*Supplied records*.

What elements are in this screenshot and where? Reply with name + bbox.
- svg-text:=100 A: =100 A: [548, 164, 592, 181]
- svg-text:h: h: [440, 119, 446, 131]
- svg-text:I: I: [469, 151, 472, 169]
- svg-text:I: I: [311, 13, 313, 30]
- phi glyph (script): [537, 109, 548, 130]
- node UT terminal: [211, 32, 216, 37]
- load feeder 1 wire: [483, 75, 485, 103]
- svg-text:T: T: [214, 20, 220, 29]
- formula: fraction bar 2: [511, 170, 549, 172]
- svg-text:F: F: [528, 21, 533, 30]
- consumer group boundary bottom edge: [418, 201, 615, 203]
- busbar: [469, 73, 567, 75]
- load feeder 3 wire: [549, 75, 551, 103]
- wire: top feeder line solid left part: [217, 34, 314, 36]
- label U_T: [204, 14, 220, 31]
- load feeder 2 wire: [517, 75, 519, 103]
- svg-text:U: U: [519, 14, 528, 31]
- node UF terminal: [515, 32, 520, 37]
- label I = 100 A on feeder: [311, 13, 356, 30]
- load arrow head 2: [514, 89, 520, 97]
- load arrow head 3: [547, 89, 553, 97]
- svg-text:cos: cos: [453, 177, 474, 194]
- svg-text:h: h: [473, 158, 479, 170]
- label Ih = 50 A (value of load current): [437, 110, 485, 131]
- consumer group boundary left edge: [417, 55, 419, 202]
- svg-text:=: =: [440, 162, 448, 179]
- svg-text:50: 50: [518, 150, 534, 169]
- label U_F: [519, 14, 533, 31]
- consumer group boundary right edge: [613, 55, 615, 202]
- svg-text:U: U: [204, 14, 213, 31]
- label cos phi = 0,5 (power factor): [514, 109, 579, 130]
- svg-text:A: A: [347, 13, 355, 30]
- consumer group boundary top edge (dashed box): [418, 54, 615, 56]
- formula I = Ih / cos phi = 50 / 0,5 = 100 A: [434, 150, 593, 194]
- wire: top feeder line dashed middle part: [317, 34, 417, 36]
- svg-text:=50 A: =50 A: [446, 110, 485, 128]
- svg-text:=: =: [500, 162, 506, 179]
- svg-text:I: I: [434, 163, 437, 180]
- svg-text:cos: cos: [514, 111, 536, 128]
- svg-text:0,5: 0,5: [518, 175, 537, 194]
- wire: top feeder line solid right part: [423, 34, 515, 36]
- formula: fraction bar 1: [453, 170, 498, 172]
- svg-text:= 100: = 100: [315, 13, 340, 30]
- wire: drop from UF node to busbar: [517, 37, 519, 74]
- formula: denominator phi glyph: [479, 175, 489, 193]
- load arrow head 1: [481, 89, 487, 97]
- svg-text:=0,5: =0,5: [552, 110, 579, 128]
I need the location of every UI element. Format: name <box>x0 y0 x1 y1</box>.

* * *

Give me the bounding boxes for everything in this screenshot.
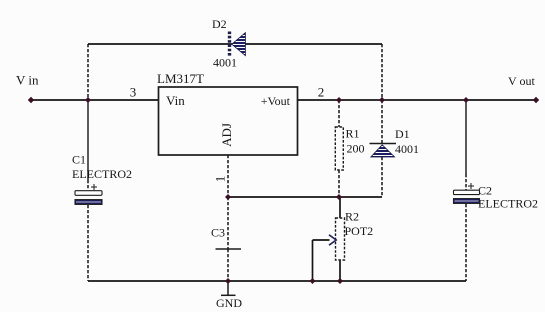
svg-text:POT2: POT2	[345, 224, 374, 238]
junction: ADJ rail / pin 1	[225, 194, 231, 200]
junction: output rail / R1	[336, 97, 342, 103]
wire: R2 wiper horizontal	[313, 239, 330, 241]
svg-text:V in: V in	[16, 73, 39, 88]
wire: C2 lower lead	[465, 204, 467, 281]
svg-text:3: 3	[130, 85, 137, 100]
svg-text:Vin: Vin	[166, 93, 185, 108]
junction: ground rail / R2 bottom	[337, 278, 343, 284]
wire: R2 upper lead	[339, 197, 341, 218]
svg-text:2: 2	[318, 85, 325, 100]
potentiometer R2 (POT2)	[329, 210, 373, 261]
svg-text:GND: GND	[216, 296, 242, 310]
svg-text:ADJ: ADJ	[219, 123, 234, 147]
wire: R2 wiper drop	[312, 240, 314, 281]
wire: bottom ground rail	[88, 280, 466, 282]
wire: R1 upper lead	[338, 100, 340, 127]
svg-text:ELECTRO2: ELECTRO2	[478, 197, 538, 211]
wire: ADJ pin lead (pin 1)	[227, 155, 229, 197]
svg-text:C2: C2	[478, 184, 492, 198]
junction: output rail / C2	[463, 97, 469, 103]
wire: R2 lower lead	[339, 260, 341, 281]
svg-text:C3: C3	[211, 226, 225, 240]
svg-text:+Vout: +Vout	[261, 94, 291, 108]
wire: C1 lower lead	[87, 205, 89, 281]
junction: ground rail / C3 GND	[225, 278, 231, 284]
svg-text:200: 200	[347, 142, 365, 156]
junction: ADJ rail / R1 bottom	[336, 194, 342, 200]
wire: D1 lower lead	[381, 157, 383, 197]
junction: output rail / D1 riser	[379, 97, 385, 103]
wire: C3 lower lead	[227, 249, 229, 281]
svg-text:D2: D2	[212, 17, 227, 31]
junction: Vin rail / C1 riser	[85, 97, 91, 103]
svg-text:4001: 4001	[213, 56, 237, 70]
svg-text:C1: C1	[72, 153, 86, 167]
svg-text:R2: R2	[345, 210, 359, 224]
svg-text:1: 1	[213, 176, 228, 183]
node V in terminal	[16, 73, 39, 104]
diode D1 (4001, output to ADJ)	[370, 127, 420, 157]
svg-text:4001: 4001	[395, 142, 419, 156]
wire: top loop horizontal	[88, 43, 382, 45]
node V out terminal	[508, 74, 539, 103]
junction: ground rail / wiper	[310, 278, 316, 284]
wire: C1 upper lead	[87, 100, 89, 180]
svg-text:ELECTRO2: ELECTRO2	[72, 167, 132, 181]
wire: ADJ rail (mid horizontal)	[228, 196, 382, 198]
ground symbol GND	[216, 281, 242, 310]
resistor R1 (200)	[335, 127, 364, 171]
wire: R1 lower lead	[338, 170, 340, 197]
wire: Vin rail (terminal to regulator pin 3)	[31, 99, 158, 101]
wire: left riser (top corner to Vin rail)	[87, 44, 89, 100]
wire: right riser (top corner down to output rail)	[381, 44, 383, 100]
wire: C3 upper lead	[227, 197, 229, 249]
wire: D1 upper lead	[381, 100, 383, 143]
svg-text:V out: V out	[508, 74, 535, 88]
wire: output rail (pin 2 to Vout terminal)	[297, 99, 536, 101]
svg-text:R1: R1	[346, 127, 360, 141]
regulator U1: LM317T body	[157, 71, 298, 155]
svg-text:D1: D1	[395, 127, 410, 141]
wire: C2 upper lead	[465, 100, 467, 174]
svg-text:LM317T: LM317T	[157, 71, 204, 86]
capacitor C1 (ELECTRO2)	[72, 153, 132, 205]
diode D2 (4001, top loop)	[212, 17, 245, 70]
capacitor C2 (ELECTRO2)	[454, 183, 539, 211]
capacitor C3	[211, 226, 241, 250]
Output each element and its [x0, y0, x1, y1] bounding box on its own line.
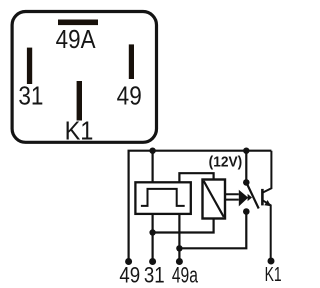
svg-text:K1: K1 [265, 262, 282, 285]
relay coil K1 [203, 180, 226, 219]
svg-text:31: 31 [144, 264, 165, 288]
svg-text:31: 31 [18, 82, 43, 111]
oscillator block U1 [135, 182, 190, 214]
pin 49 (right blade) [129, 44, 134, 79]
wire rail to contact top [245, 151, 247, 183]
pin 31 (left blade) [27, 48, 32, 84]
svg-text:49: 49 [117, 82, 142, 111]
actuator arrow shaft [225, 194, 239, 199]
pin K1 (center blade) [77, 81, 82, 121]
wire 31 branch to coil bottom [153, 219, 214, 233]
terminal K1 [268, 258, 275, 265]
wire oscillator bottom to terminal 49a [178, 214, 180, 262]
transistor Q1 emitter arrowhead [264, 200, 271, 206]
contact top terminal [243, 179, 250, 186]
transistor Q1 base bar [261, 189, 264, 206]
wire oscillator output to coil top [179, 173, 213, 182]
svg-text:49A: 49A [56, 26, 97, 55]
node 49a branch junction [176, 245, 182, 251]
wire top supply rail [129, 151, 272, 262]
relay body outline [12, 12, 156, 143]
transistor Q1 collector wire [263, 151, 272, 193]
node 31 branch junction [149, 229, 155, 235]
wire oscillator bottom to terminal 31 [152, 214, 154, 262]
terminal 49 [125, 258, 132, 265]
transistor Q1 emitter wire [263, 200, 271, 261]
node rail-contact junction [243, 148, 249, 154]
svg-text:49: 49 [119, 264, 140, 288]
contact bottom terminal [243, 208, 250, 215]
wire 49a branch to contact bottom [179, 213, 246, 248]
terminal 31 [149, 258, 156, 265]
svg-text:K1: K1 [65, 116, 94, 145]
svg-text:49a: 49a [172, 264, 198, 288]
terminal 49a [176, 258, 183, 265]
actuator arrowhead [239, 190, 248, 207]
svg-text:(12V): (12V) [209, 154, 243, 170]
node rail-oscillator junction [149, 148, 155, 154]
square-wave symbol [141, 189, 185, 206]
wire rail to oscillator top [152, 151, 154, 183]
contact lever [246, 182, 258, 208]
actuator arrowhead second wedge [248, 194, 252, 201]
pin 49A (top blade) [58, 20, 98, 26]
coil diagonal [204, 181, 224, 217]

...

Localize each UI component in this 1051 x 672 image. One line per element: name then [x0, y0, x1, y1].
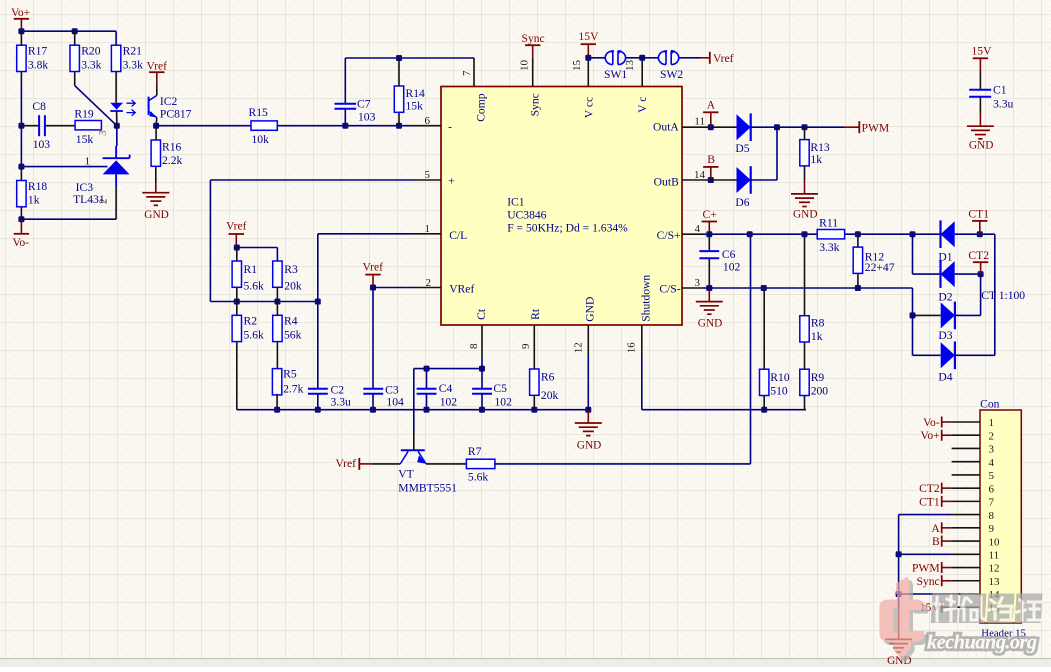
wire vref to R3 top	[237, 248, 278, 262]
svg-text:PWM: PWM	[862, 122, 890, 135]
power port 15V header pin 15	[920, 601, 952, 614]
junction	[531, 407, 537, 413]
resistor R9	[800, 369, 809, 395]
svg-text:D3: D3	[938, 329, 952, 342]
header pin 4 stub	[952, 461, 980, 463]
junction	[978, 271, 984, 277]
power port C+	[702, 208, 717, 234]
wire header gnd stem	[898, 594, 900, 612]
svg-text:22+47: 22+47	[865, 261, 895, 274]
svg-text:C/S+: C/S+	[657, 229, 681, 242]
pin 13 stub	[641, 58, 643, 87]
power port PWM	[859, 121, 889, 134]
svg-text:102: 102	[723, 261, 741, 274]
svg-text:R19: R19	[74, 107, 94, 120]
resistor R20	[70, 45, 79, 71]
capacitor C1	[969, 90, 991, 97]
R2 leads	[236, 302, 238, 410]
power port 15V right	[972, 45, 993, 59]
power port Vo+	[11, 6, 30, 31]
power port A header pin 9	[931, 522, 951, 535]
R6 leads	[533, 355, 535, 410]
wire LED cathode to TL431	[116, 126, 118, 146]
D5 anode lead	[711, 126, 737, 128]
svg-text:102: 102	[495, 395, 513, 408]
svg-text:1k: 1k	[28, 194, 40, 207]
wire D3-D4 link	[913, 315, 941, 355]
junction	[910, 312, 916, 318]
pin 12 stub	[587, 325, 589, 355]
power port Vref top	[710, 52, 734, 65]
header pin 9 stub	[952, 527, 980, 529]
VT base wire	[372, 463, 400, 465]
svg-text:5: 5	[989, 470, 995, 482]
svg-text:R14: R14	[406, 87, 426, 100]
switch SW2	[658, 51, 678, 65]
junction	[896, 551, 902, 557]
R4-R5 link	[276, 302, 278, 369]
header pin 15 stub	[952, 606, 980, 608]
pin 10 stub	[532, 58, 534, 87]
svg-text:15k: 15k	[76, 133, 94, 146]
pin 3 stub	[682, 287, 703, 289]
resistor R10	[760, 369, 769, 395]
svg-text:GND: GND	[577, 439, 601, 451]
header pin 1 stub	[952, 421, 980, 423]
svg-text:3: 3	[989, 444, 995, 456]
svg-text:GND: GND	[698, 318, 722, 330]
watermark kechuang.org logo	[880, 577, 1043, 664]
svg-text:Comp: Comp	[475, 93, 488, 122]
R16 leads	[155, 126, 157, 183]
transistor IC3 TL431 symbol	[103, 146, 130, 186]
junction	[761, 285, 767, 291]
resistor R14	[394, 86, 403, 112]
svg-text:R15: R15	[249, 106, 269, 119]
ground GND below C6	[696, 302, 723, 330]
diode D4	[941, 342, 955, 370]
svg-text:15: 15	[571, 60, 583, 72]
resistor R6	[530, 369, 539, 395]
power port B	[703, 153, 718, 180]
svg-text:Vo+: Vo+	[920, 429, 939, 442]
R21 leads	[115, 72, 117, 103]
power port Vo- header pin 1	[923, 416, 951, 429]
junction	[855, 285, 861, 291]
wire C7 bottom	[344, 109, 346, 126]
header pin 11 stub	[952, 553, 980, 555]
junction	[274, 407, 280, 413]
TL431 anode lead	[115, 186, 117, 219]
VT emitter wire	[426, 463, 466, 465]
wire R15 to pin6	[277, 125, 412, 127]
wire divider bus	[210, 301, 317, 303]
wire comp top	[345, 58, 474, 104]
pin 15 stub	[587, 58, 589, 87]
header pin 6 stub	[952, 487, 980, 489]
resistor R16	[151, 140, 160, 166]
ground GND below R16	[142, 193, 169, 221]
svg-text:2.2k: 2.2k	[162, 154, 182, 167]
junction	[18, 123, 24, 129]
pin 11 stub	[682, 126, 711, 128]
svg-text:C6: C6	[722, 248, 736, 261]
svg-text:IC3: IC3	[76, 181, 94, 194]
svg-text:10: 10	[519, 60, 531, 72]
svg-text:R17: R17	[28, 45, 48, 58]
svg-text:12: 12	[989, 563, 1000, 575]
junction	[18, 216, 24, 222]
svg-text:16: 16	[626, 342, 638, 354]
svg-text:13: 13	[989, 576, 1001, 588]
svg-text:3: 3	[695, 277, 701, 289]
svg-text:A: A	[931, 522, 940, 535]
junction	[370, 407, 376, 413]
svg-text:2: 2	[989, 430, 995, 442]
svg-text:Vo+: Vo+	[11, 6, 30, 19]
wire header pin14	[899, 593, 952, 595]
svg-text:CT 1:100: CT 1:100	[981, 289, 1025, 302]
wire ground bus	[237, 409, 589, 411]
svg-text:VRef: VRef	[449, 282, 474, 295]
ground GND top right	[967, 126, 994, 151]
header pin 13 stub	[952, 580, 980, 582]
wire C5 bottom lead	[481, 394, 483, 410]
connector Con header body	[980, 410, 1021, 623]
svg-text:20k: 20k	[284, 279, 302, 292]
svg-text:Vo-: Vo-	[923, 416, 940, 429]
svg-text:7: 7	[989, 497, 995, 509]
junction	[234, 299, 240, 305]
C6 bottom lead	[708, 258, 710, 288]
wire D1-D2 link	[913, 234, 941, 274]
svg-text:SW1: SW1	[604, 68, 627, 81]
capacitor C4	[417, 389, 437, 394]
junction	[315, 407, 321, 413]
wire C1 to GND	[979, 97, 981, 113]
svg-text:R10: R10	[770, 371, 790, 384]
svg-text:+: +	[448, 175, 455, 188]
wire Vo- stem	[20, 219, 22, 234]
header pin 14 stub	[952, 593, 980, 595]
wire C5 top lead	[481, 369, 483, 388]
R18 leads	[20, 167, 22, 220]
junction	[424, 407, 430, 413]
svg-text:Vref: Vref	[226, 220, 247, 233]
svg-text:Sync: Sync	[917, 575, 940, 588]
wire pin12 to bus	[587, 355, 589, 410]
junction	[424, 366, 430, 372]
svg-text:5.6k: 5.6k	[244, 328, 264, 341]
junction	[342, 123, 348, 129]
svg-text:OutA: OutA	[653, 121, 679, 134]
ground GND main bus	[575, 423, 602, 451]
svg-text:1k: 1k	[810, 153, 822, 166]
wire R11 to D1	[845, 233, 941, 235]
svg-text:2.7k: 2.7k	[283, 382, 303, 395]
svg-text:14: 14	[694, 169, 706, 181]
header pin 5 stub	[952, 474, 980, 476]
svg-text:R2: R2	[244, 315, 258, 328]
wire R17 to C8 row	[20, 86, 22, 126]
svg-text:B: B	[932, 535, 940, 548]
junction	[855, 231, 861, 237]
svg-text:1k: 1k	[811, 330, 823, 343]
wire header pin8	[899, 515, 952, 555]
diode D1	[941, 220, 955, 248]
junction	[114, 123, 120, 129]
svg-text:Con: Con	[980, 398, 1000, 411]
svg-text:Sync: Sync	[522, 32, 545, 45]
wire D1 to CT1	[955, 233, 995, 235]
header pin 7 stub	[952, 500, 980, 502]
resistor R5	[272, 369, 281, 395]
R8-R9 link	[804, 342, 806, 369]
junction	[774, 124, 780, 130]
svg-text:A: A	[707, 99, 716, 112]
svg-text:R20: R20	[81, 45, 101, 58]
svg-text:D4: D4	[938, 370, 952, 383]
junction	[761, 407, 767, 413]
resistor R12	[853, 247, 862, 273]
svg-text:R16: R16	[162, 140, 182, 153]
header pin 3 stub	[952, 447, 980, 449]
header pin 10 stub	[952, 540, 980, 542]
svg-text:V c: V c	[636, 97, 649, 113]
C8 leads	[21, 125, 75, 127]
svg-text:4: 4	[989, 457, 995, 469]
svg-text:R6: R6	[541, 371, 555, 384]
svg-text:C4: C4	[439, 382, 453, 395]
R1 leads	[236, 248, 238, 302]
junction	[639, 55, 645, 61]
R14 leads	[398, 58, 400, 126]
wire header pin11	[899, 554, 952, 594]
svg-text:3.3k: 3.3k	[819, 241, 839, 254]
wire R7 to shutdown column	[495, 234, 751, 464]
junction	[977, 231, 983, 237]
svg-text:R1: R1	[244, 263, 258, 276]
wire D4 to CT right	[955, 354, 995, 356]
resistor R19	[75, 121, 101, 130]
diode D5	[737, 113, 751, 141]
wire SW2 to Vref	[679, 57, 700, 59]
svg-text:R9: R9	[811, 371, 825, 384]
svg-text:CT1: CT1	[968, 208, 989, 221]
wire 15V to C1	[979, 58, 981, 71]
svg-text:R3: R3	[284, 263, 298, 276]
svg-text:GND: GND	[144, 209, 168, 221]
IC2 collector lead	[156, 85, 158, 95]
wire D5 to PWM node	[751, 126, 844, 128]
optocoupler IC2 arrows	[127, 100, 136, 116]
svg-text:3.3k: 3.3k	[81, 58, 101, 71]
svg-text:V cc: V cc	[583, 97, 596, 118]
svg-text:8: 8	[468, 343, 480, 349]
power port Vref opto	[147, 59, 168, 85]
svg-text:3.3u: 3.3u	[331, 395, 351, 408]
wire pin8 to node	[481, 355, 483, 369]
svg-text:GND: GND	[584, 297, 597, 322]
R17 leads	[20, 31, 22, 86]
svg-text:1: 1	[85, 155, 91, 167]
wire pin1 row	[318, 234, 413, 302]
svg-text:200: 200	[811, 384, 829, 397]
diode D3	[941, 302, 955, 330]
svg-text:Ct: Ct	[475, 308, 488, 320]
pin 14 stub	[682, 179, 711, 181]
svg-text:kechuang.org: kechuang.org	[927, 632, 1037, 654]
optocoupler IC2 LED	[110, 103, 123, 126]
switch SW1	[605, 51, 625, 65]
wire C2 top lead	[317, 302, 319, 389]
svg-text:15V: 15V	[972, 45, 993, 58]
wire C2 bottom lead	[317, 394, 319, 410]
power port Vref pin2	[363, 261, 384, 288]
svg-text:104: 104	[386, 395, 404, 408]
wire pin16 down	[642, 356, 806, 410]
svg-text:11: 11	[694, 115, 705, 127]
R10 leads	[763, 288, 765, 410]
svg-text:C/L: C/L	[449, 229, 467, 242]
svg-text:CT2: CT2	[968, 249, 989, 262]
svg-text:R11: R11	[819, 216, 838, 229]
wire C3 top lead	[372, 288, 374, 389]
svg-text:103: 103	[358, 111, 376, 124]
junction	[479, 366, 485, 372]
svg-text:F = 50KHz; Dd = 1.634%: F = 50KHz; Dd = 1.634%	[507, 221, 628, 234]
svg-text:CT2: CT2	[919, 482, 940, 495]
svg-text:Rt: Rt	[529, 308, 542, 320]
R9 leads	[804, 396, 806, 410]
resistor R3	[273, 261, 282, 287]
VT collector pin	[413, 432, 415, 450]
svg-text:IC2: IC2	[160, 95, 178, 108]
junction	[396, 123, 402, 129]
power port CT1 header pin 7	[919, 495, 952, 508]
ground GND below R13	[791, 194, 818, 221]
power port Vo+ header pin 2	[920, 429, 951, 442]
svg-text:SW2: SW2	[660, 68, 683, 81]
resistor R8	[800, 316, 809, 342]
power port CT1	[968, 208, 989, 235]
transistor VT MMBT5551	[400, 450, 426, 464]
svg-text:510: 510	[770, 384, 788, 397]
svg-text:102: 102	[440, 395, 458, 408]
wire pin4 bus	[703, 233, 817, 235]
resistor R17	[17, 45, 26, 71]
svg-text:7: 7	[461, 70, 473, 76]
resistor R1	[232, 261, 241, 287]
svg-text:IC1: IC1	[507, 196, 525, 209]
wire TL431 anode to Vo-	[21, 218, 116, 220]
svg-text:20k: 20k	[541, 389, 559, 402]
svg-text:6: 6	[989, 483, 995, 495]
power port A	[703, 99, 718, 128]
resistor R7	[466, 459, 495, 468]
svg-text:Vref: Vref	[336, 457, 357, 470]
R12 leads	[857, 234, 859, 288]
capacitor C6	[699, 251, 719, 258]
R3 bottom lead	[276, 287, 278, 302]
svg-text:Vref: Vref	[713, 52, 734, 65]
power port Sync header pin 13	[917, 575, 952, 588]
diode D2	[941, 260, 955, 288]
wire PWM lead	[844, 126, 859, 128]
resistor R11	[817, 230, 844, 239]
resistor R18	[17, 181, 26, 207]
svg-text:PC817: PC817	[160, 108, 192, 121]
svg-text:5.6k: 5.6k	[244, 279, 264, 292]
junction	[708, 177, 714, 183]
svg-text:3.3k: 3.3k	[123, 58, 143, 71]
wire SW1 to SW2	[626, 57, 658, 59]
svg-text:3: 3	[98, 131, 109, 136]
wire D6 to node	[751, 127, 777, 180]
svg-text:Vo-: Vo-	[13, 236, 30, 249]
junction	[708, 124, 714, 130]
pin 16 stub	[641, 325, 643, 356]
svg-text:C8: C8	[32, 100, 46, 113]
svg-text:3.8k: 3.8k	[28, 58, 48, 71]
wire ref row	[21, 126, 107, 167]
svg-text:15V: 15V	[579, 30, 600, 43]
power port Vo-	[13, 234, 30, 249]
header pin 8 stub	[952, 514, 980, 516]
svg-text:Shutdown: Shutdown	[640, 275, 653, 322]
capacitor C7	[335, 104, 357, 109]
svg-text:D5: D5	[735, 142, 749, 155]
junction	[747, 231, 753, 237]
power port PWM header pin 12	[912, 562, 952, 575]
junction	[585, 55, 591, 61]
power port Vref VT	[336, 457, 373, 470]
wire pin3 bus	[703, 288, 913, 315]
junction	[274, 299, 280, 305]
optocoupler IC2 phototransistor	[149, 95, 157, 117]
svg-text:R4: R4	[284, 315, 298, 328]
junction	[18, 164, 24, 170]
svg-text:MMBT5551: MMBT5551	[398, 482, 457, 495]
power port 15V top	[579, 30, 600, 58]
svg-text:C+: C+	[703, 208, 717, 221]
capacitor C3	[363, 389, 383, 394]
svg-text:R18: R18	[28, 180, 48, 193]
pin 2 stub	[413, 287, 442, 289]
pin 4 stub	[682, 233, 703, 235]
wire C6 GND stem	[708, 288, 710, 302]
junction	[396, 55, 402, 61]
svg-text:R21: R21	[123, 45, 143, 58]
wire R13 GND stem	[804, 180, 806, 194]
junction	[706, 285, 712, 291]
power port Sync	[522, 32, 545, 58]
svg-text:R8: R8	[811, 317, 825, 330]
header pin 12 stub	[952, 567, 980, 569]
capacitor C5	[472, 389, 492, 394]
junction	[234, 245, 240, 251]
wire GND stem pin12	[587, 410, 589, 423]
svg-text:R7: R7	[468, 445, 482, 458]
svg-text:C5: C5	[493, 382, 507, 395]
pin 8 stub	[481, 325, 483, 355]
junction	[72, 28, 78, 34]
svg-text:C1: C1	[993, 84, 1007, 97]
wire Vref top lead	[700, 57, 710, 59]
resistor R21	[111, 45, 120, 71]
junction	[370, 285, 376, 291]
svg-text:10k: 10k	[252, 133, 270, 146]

*Exercise directions*. Count the lines in the listing that contain the string "optocoupler". Give only the number.

*Response to the task*. 3